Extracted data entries
-.-.-

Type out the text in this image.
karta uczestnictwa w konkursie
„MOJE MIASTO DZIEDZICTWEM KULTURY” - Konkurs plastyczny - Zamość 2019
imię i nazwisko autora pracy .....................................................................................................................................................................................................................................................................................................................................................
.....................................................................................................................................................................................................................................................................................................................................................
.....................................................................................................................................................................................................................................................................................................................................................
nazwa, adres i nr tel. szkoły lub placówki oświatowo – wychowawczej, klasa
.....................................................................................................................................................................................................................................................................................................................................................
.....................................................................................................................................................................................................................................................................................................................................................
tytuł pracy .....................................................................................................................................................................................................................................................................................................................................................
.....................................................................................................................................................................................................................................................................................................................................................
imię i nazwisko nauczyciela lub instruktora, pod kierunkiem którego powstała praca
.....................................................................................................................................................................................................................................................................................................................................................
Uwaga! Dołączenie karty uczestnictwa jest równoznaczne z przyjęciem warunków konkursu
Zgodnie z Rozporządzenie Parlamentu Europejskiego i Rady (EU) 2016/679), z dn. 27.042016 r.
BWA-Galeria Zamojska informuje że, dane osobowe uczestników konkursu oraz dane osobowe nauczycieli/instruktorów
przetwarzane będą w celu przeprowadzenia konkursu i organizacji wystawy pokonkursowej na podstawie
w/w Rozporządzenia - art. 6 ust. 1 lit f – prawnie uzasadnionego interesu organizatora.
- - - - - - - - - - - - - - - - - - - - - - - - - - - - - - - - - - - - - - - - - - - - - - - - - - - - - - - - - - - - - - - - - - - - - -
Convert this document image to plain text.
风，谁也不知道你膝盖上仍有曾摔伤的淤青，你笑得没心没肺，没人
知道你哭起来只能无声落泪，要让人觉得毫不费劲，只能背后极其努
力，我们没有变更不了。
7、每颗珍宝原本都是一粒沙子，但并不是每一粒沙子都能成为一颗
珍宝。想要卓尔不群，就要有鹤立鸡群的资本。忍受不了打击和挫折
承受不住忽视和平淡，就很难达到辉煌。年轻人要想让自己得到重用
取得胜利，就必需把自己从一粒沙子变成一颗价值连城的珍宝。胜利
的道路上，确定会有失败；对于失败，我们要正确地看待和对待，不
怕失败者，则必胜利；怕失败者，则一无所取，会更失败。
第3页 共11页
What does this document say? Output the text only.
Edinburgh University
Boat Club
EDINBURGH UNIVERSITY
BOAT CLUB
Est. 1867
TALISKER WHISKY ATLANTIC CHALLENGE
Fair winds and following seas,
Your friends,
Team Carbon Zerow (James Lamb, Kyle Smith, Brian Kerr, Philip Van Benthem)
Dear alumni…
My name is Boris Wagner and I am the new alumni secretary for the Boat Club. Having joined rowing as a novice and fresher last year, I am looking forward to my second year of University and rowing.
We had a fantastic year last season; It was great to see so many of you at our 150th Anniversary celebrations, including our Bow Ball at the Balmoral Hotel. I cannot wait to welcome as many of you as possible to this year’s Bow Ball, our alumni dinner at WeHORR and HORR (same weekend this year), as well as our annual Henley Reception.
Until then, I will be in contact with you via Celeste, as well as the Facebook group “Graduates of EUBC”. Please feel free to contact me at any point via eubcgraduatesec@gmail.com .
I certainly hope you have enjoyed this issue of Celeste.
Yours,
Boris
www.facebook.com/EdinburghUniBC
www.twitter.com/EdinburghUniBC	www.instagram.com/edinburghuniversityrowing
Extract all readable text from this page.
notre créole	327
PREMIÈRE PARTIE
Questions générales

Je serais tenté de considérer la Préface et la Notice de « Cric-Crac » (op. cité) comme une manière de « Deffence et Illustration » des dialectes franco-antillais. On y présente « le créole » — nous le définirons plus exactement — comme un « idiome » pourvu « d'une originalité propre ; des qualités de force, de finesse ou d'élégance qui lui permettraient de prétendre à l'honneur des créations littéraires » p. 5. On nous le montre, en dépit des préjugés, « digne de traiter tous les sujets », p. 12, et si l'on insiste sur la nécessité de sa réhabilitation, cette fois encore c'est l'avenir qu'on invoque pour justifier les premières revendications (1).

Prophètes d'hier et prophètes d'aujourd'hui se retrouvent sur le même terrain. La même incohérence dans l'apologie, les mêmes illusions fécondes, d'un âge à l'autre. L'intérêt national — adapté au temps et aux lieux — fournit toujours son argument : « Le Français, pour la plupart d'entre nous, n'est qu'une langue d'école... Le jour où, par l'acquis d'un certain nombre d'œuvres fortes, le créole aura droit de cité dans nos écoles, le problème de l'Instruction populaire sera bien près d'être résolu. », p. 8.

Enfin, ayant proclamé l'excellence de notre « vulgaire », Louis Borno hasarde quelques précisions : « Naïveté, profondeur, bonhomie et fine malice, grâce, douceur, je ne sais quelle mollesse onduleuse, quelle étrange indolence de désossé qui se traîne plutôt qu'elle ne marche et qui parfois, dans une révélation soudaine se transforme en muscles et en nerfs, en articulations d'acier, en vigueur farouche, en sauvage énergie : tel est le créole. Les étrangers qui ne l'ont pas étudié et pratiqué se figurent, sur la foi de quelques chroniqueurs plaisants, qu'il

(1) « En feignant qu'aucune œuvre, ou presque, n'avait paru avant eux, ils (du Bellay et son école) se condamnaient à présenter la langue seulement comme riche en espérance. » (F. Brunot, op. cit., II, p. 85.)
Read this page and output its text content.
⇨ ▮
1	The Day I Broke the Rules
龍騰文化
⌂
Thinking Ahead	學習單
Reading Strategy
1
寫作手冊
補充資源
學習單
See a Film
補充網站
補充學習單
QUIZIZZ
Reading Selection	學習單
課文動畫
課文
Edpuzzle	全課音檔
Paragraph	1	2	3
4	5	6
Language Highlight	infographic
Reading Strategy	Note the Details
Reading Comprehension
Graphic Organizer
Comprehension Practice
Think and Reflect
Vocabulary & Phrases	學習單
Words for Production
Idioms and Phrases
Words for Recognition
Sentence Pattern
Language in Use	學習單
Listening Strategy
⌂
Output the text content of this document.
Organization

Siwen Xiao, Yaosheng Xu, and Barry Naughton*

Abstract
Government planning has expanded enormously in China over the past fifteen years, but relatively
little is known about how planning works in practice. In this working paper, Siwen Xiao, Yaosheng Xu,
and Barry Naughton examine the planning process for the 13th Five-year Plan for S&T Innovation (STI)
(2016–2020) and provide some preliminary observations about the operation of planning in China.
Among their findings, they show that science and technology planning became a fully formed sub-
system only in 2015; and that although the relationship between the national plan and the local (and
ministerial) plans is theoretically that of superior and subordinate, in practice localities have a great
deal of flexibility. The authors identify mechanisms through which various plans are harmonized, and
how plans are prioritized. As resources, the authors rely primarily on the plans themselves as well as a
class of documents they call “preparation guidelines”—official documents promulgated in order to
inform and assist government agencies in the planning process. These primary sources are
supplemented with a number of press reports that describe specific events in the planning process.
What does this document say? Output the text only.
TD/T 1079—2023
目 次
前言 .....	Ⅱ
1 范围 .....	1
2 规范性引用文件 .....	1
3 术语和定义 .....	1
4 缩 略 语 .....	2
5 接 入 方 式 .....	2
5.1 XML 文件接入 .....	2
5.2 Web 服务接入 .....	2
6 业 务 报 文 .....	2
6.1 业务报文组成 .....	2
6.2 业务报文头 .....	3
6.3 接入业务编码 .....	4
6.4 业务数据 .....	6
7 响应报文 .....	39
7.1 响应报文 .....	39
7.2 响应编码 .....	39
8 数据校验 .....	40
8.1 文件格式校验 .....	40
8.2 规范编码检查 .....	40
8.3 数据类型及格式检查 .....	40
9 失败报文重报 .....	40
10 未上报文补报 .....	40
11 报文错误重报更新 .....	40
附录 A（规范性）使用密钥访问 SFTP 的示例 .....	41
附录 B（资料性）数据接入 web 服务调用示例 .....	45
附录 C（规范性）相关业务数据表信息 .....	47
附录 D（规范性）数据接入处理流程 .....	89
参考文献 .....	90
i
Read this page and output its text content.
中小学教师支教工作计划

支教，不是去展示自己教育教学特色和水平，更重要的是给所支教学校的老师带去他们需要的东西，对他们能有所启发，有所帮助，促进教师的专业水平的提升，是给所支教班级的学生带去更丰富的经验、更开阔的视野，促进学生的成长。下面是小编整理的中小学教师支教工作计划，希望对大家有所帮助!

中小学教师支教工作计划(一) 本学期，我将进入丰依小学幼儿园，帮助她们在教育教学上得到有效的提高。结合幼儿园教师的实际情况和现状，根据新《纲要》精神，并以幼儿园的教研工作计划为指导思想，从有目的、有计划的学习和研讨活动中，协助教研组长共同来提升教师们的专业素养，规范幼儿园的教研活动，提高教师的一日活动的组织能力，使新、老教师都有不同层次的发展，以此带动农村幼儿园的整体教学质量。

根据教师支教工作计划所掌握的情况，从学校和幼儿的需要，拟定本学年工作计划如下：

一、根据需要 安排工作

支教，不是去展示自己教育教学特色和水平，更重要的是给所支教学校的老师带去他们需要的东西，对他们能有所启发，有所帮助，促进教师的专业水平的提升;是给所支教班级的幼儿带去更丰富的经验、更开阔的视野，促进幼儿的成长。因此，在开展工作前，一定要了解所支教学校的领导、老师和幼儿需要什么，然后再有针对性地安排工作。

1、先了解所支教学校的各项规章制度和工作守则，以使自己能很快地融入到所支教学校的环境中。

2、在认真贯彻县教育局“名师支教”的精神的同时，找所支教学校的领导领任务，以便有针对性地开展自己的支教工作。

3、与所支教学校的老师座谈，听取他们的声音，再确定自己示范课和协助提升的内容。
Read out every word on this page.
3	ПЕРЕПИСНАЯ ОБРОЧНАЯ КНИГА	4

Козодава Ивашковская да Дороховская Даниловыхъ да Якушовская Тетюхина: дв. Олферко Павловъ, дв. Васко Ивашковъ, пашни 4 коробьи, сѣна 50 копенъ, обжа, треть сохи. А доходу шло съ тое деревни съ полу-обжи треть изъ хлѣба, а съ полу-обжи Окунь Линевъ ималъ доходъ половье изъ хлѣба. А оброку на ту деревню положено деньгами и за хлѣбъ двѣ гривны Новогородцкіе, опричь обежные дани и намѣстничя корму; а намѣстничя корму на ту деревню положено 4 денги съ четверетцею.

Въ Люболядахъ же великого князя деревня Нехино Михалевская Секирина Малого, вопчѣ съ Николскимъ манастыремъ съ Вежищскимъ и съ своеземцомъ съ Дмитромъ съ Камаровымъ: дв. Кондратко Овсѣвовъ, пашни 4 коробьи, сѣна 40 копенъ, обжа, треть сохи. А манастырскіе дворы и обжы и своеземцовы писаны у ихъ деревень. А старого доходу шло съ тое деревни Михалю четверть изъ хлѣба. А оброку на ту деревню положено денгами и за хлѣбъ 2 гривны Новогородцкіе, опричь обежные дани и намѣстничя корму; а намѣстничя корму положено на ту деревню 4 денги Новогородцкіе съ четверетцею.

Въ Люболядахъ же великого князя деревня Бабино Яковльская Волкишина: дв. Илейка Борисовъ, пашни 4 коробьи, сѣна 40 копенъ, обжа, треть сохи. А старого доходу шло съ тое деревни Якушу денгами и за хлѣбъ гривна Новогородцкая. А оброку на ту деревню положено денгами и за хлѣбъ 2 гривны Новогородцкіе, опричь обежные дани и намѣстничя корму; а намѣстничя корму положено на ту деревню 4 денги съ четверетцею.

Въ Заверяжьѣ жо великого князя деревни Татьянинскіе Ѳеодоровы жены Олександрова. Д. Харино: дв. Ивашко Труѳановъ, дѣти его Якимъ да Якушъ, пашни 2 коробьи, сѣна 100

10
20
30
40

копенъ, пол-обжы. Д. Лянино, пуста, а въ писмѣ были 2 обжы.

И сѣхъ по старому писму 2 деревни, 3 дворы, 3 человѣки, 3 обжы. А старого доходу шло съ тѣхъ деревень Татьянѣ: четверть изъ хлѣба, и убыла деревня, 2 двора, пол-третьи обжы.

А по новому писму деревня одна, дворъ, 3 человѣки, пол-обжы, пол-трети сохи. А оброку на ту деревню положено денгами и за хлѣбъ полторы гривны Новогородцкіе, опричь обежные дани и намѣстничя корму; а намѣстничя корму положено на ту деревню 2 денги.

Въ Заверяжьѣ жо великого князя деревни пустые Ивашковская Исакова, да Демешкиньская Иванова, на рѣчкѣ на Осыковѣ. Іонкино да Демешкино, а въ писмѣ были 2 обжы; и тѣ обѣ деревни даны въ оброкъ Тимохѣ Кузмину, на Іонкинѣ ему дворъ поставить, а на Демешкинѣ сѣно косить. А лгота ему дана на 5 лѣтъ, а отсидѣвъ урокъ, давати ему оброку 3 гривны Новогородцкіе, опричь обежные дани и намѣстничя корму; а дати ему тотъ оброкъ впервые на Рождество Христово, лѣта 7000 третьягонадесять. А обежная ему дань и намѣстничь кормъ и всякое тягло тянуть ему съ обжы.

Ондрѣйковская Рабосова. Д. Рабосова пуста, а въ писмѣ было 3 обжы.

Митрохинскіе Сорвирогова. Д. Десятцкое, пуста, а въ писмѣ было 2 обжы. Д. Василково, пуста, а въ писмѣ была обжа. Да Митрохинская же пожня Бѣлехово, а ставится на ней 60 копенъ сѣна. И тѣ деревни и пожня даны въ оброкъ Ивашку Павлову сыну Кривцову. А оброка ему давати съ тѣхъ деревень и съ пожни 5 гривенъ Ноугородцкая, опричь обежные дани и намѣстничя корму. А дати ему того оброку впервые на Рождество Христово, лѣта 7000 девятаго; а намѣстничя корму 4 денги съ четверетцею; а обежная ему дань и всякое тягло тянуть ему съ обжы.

-.-.-

For the listing above, give the number of lines in which the string "Words" occurs, and nothing else.

2